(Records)
-------------------------

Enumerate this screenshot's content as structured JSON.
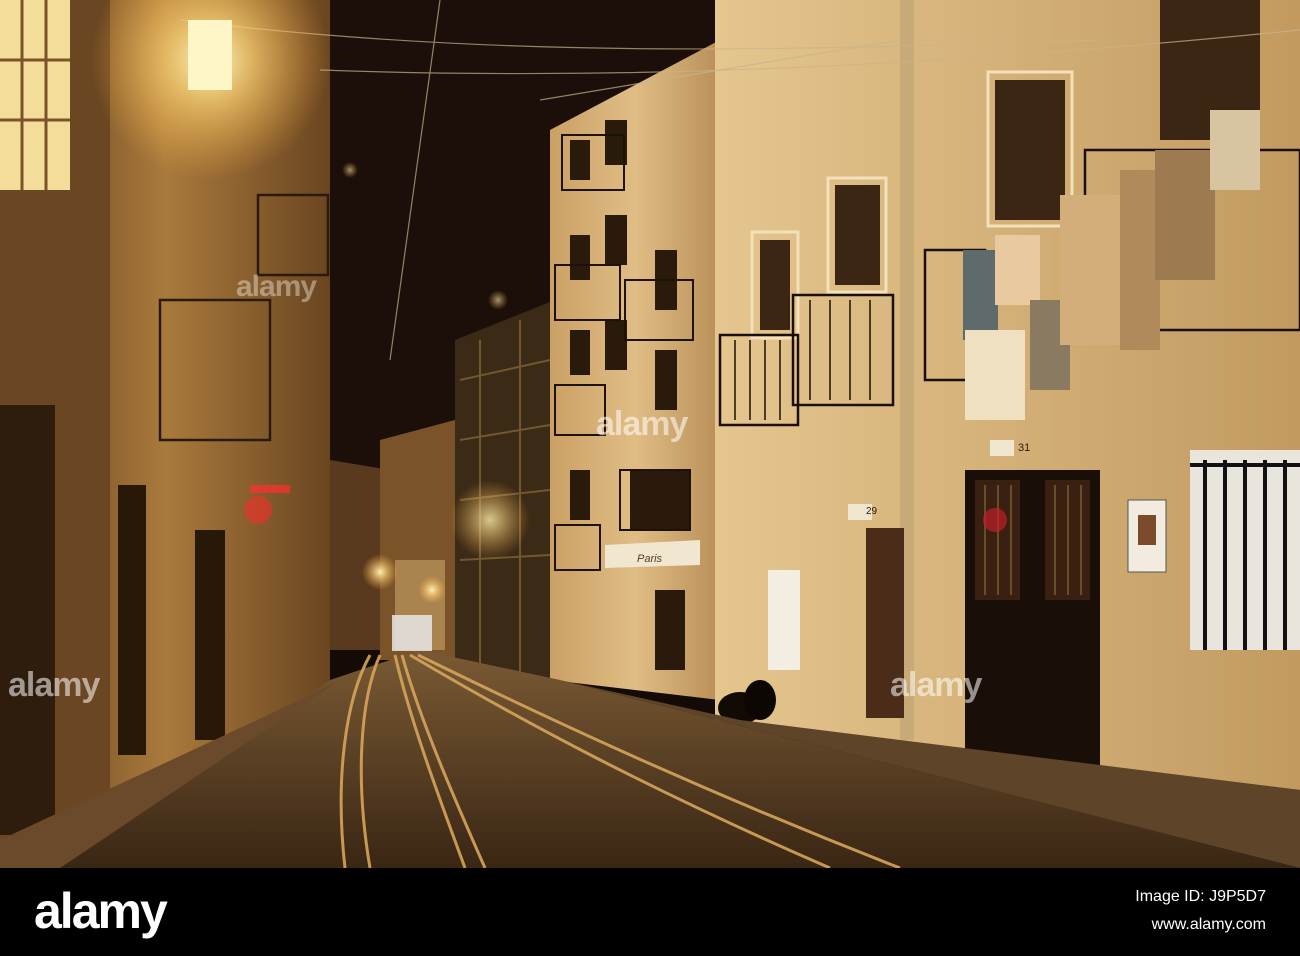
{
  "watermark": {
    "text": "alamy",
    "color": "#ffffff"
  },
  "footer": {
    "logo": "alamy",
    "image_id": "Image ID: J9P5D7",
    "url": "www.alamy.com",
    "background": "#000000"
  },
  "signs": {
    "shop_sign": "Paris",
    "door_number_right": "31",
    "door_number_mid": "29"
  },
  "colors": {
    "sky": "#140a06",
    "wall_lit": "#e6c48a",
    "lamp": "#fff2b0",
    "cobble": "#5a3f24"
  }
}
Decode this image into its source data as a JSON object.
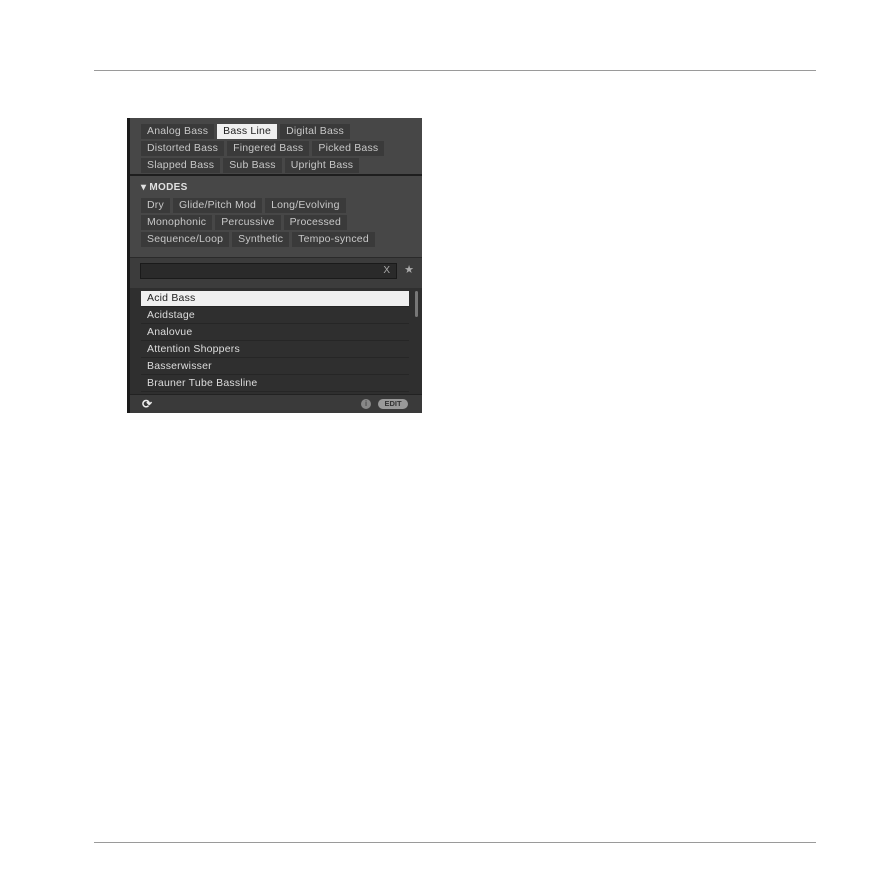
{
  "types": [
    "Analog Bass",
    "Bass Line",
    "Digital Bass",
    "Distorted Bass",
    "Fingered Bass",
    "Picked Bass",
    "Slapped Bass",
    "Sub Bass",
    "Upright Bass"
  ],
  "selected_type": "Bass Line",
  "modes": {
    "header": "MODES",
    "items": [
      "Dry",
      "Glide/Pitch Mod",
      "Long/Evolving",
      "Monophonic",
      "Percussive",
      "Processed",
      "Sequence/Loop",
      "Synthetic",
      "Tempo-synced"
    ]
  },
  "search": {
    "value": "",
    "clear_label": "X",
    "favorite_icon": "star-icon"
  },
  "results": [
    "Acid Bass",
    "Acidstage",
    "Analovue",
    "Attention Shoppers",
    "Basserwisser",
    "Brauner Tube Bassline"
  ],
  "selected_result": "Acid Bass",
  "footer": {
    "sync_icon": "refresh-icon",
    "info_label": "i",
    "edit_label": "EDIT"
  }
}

-------------------------

(Set problem) Using the material above, retype each entry exactly and omit the pictures.

(Task output)
Enumerate this screenshot's content as structured JSON.
{
  "watermark": {
    "text": "alamy",
    "color": "#ffffff"
  },
  "footer": {
    "logo": "alamy",
    "image_id": "Image ID: J9P5D7",
    "url": "www.alamy.com",
    "background": "#000000"
  },
  "signs": {
    "shop_sign": "Paris",
    "door_number_right": "31",
    "door_number_mid": "29"
  },
  "colors": {
    "sky": "#140a06",
    "wall_lit": "#e6c48a",
    "lamp": "#fff2b0",
    "cobble": "#5a3f24"
  }
}
Decode this image into its source data as a JSON object.
{
  "types": [
    "Analog Bass",
    "Bass Line",
    "Digital Bass",
    "Distorted Bass",
    "Fingered Bass",
    "Picked Bass",
    "Slapped Bass",
    "Sub Bass",
    "Upright Bass"
  ],
  "selected_type": "Bass Line",
  "modes": {
    "header": "MODES",
    "items": [
      "Dry",
      "Glide/Pitch Mod",
      "Long/Evolving",
      "Monophonic",
      "Percussive",
      "Processed",
      "Sequence/Loop",
      "Synthetic",
      "Tempo-synced"
    ]
  },
  "search": {
    "value": "",
    "clear_label": "X",
    "favorite_icon": "star-icon"
  },
  "results": [
    "Acid Bass",
    "Acidstage",
    "Analovue",
    "Attention Shoppers",
    "Basserwisser",
    "Brauner Tube Bassline"
  ],
  "selected_result": "Acid Bass",
  "footer": {
    "sync_icon": "refresh-icon",
    "info_label": "i",
    "edit_label": "EDIT"
  }
}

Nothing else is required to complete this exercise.